Look for the string "this" in the lines and copy each line that has it.

** begin GIVEN RECORDS **

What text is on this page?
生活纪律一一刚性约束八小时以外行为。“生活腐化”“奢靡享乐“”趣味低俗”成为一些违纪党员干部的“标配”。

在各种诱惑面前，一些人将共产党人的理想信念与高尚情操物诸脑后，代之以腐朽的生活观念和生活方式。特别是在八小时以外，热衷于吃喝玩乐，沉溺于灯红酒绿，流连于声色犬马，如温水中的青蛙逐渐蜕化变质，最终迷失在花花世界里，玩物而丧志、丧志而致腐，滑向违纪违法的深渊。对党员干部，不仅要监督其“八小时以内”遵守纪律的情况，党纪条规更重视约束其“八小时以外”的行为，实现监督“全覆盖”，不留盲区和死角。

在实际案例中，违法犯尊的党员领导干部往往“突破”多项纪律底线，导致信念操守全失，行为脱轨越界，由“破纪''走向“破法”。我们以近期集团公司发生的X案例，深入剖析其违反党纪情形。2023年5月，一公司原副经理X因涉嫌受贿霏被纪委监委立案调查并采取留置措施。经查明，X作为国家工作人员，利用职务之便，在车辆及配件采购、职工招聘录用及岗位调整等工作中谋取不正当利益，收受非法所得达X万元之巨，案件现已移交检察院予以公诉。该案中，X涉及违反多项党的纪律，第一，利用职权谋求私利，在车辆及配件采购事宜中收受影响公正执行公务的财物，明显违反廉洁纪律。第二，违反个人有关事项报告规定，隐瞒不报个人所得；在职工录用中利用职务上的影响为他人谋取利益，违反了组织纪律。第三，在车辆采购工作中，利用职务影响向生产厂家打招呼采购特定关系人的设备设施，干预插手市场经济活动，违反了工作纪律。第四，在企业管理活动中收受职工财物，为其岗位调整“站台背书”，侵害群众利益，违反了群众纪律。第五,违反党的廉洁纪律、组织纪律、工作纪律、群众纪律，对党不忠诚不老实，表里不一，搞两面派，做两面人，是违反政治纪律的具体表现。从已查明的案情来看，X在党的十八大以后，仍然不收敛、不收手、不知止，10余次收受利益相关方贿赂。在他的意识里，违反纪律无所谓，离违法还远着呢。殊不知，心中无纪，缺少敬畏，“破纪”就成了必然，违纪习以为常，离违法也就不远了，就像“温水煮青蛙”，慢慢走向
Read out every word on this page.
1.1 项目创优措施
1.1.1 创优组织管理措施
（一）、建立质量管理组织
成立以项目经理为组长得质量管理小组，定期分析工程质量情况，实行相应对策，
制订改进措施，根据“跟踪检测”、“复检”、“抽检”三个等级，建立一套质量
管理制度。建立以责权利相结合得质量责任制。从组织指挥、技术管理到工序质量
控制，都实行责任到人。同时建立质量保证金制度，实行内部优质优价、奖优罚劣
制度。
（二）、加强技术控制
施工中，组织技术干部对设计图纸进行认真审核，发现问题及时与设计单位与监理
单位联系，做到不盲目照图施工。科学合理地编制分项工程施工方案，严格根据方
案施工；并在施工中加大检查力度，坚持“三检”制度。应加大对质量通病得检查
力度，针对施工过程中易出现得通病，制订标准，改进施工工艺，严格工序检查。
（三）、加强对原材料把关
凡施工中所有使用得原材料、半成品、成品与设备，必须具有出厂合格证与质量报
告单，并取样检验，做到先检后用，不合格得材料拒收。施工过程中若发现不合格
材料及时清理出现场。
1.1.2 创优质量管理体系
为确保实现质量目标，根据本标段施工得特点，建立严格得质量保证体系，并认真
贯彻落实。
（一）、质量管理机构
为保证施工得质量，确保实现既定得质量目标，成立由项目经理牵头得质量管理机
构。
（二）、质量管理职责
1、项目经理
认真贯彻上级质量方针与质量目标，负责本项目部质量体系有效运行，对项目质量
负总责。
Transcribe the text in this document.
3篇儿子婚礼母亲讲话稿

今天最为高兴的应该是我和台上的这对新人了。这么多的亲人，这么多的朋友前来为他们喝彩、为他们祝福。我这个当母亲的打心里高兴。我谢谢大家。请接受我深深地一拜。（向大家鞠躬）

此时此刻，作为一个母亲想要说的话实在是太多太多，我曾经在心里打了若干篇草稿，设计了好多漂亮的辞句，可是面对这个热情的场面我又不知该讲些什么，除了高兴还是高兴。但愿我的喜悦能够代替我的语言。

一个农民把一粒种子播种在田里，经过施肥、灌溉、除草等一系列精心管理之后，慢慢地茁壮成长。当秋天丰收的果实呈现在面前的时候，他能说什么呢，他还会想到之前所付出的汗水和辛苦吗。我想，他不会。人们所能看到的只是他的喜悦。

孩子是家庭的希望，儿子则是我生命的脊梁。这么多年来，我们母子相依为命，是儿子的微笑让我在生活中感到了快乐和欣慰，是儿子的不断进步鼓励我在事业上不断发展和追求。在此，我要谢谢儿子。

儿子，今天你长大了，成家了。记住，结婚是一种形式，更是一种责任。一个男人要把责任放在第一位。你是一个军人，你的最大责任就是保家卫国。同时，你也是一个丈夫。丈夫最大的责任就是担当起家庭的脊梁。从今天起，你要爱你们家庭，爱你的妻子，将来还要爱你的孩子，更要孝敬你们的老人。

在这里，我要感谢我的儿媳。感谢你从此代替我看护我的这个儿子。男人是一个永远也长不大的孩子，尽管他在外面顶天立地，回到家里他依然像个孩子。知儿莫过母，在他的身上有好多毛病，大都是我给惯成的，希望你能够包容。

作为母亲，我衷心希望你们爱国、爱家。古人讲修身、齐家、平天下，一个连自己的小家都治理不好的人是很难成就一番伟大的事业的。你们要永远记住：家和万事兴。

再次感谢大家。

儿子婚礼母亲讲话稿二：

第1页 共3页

** end GIVEN RECORDS **

:: OUTPUT BELOW ::
What text is on this page?
Read out every word on this page.
Transcribe the text in this document.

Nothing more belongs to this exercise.